— BEGIN DATA TO USE —
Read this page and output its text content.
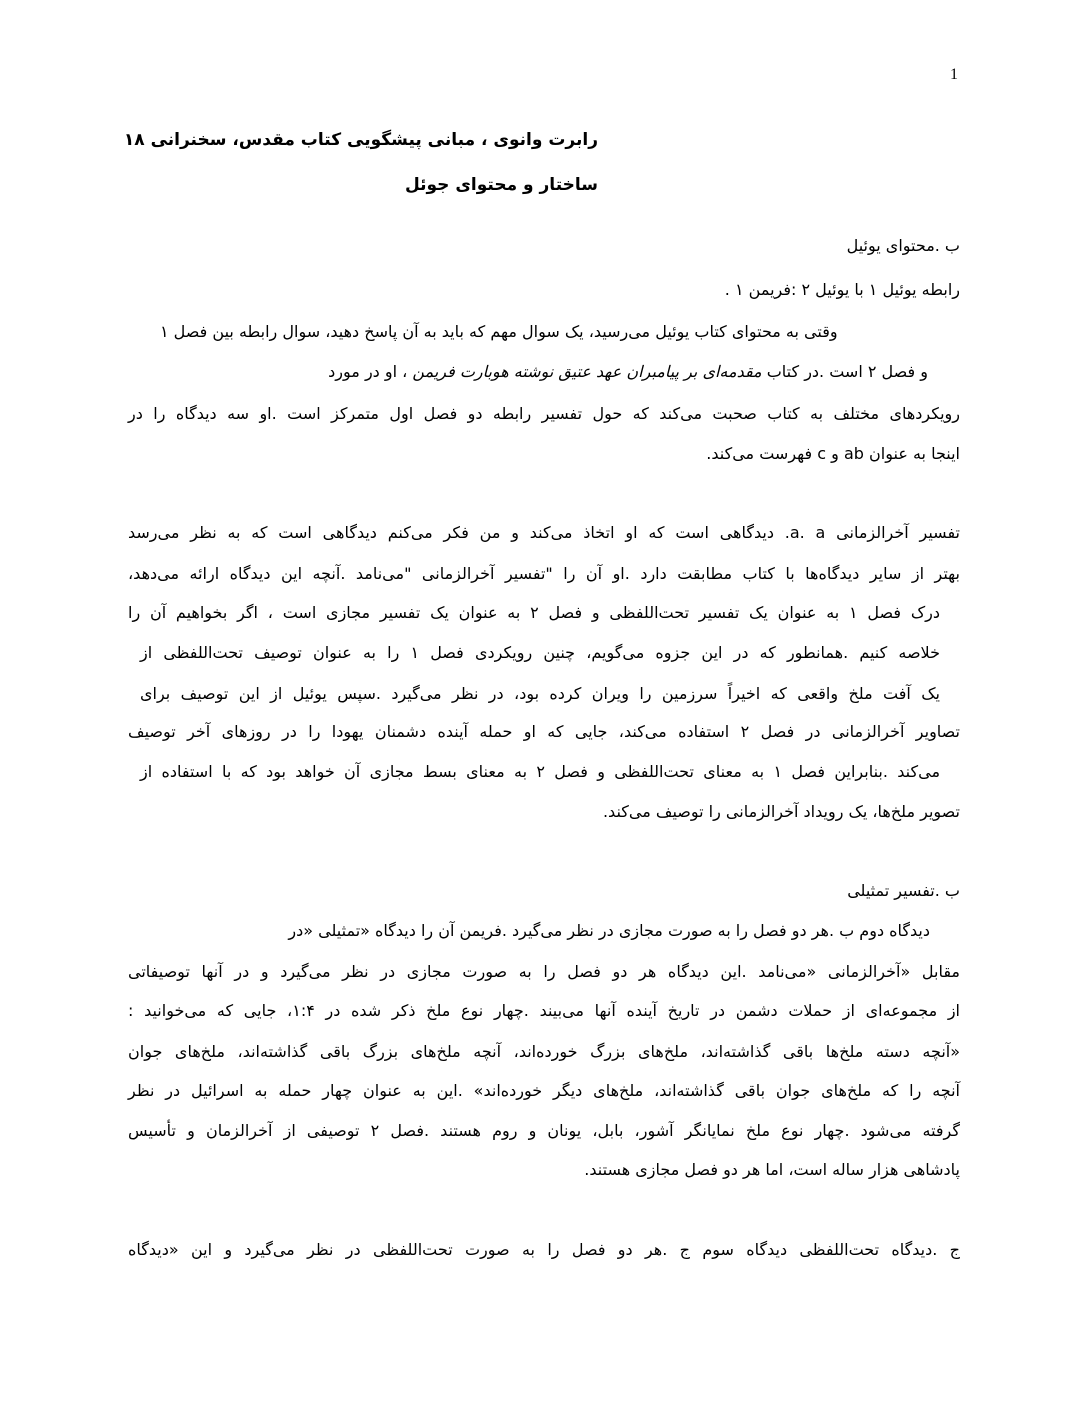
1
رابرت وانوی ، مبانی پیشگویی کتاب مقدس، سخنرانی ۱۸
ساختار و محتوای جوئل
ب .محتوای یوئیل
رابطه یوئیل ۱ با یوئیل ۲ :فریمن ۱ .
وقتی به محتوای کتاب یوئیل می‌رسید، یک سوال مهم که باید به آن پاسخ دهید، سوال رابطه بین فصل ۱
و فصل ۲ است .در کتاب مقدمه‌ای بر پیامبران عهد عتیق نوشته هوبارت فریمن ، او در مورد
رویکردهای مختلف به کتاب صحبت می‌کند که حول تفسیر رابطه دو فصل اول متمرکز است .او سه دیدگاه را در
اینجا به عنوان ab و c فهرست می‌کند.
تفسیر آخرالزمانی a. a. دیدگاهی است که او اتخاذ می‌کند و من فکر می‌کنم دیدگاهی است که به نظر می‌رسد
بهتر از سایر دیدگاه‌ها با کتاب مطابقت دارد .او آن را "تفسیر آخرالزمانی "می‌نامد .آنچه این دیدگاه ارائه می‌دهد،
درک فصل ۱ به عنوان یک تفسیر تحت‌اللفظی و فصل ۲ به عنوان یک تفسیر مجازی است ، اگر بخواهیم آن را
خلاصه کنیم .همانطور که در این جزوه می‌گویم، چنین رویکردی فصل ۱ را به عنوان توصیف تحت‌اللفظی از
یک آفت ملخ واقعی که اخیراً سرزمین را ویران کرده بود، در نظر می‌گیرد .سپس یوئیل از این توصیف برای
تصاویر آخرالزمانی در فصل ۲ استفاده می‌کند، جایی که او حمله آینده دشمنان یهودا را در روزهای آخر توصیف
می‌کند .بنابراین فصل ۱ به معنای تحت‌اللفظی و فصل ۲ به معنای بسط مجازی آن خواهد بود که با استفاده از
تصویر ملخ‌ها، یک رویداد آخرالزمانی را توصیف می‌کند.
ب .تفسیر تمثیلی
دیدگاه دوم ب .هر دو فصل را به صورت مجازی در نظر می‌گیرد .فریمن آن را دیدگاه «تمثیلی «در
مقابل «آخرالزمانی «می‌نامد .این دیدگاه هر دو فصل را به صورت مجازی در نظر می‌گیرد و در آنها توصیفاتی
از مجموعه‌ای از حملات دشمن در تاریخ آینده آنها می‌بیند .چهار نوع ملخ ذکر شده در ۱:۴، جایی که می‌خوانید :
«آنچه دسته ملخ‌ها باقی گذاشته‌اند، ملخ‌های بزرگ خورده‌اند، آنچه ملخ‌های بزرگ باقی گذاشته‌اند، ملخ‌های جوان
آنچه را که ملخ‌های جوان باقی گذاشته‌اند، ملخ‌های دیگر خورده‌اند» .این به عنوان چهار حمله به اسرائیل در نظر
گرفته می‌شود .چهار نوع ملخ نمایانگر آشور، بابل، یونان و روم هستند .فصل ۲ توصیفی از آخرالزمان و تأسیس
پادشاهی هزار ساله است، اما هر دو فصل مجازی هستند.
ج .دیدگاه تحت‌اللفظی دیدگاه سوم ج .هر دو فصل را به صورت تحت‌اللفظی در نظر می‌گیرد و این «دیدگاه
— END DATA TO USE —
TO BE DONE: Count how many lines above contain the word "رابطه". Reply with the number alone.

FULL ANSWER: 3